▽
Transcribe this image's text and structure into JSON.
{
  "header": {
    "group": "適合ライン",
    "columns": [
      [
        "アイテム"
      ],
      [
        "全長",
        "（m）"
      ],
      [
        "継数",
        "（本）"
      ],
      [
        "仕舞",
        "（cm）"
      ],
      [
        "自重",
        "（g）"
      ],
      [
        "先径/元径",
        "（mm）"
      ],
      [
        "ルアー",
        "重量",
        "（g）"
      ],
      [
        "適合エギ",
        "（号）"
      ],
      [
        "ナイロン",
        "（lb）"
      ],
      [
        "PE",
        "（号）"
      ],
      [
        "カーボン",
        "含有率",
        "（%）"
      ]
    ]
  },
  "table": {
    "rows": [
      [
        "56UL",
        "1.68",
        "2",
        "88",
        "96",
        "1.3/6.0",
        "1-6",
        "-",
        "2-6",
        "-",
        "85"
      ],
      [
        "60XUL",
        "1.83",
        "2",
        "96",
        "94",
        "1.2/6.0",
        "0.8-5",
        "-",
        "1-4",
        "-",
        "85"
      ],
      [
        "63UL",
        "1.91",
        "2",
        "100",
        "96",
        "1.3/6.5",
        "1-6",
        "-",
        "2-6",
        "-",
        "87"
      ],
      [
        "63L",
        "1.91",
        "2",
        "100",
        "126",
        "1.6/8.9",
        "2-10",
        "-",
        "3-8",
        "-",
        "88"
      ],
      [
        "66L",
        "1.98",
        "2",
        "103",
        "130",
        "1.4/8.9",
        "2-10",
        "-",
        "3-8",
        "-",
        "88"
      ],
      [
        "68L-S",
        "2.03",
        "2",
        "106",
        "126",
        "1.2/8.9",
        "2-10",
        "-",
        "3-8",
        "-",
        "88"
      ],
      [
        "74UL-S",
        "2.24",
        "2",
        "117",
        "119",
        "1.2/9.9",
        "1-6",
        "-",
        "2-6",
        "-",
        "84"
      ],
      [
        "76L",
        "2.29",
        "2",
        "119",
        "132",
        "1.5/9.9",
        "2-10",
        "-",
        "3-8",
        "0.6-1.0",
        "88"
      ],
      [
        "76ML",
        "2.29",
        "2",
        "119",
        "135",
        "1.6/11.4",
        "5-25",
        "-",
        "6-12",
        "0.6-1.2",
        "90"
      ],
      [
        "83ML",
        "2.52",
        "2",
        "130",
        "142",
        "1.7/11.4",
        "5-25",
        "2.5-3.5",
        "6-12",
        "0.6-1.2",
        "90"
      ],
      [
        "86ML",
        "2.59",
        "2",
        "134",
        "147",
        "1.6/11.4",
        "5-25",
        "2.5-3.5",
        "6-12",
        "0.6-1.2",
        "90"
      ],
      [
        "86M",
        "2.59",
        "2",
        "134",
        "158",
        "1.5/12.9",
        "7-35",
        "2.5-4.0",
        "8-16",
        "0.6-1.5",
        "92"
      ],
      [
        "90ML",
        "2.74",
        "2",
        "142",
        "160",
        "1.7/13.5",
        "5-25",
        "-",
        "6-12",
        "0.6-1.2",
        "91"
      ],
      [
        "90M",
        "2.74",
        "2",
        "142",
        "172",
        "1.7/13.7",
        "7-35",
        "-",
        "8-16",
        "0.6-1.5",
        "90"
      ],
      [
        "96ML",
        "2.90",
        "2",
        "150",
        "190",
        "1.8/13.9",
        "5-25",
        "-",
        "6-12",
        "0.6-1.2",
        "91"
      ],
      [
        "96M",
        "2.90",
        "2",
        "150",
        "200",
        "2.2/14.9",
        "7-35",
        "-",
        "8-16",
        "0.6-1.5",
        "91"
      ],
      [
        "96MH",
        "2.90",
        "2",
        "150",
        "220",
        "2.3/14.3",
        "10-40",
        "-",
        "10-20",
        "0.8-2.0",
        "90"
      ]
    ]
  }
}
△
**PROBLEM DESCRIPTION:** Write out every record shown above, word for word.

**RIGHT ANSWER:**
Transcribe this image's text and structure into JSON.
{
  "header": {
    "group": "適合ライン",
    "columns": [
      [
        "アイテム"
      ],
      [
        "全長",
        "（m）"
      ],
      [
        "継数",
        "（本）"
      ],
      [
        "仕舞",
        "（cm）"
      ],
      [
        "自重",
        "（g）"
      ],
      [
        "先径/元径",
        "（mm）"
      ],
      [
        "ルアー",
        "重量",
        "（g）"
      ],
      [
        "適合エギ",
        "（号）"
      ],
      [
        "ナイロン",
        "（lb）"
      ],
      [
        "PE",
        "（号）"
      ],
      [
        "カーボン",
        "含有率",
        "（%）"
      ]
    ]
  },
  "table": {
    "rows": [
      [
        "56UL",
        "1.68",
        "2",
        "88",
        "96",
        "1.3/6.0",
        "1-6",
        "-",
        "2-6",
        "-",
        "85"
      ],
      [
        "60XUL",
        "1.83",
        "2",
        "96",
        "94",
        "1.2/6.0",
        "0.8-5",
        "-",
        "1-4",
        "-",
        "85"
      ],
      [
        "63UL",
        "1.91",
        "2",
        "100",
        "96",
        "1.3/6.5",
        "1-6",
        "-",
        "2-6",
        "-",
        "87"
      ],
      [
        "63L",
        "1.91",
        "2",
        "100",
        "126",
        "1.6/8.9",
        "2-10",
        "-",
        "3-8",
        "-",
        "88"
      ],
      [
        "66L",
        "1.98",
        "2",
        "103",
        "130",
        "1.4/8.9",
        "2-10",
        "-",
        "3-8",
        "-",
        "88"
      ],
      [
        "68L-S",
        "2.03",
        "2",
        "106",
        "126",
        "1.2/8.9",
        "2-10",
        "-",
        "3-8",
        "-",
        "88"
      ],
      [
        "74UL-S",
        "2.24",
        "2",
        "117",
        "119",
        "1.2/9.9",
        "1-6",
        "-",
        "2-6",
        "-",
        "84"
      ],
      [
        "76L",
        "2.29",
        "2",
        "119",
        "132",
        "1.5/9.9",
        "2-10",
        "-",
        "3-8",
        "0.6-1.0",
        "88"
      ],
      [
        "76ML",
        "2.29",
        "2",
        "119",
        "135",
        "1.6/11.4",
        "5-25",
        "-",
        "6-12",
        "0.6-1.2",
        "90"
      ],
      [
        "83ML",
        "2.52",
        "2",
        "130",
        "142",
        "1.7/11.4",
        "5-25",
        "2.5-3.5",
        "6-12",
        "0.6-1.2",
        "90"
      ],
      [
        "86ML",
        "2.59",
        "2",
        "134",
        "147",
        "1.6/11.4",
        "5-25",
        "2.5-3.5",
        "6-12",
        "0.6-1.2",
        "90"
      ],
      [
        "86M",
        "2.59",
        "2",
        "134",
        "158",
        "1.5/12.9",
        "7-35",
        "2.5-4.0",
        "8-16",
        "0.6-1.5",
        "92"
      ],
      [
        "90ML",
        "2.74",
        "2",
        "142",
        "160",
        "1.7/13.5",
        "5-25",
        "-",
        "6-12",
        "0.6-1.2",
        "91"
      ],
      [
        "90M",
        "2.74",
        "2",
        "142",
        "172",
        "1.7/13.7",
        "7-35",
        "-",
        "8-16",
        "0.6-1.5",
        "90"
      ],
      [
        "96ML",
        "2.90",
        "2",
        "150",
        "190",
        "1.8/13.9",
        "5-25",
        "-",
        "6-12",
        "0.6-1.2",
        "91"
      ],
      [
        "96M",
        "2.90",
        "2",
        "150",
        "200",
        "2.2/14.9",
        "7-35",
        "-",
        "8-16",
        "0.6-1.5",
        "91"
      ],
      [
        "96MH",
        "2.90",
        "2",
        "150",
        "220",
        "2.3/14.3",
        "10-40",
        "-",
        "10-20",
        "0.8-2.0",
        "90"
      ]
    ]
  }
}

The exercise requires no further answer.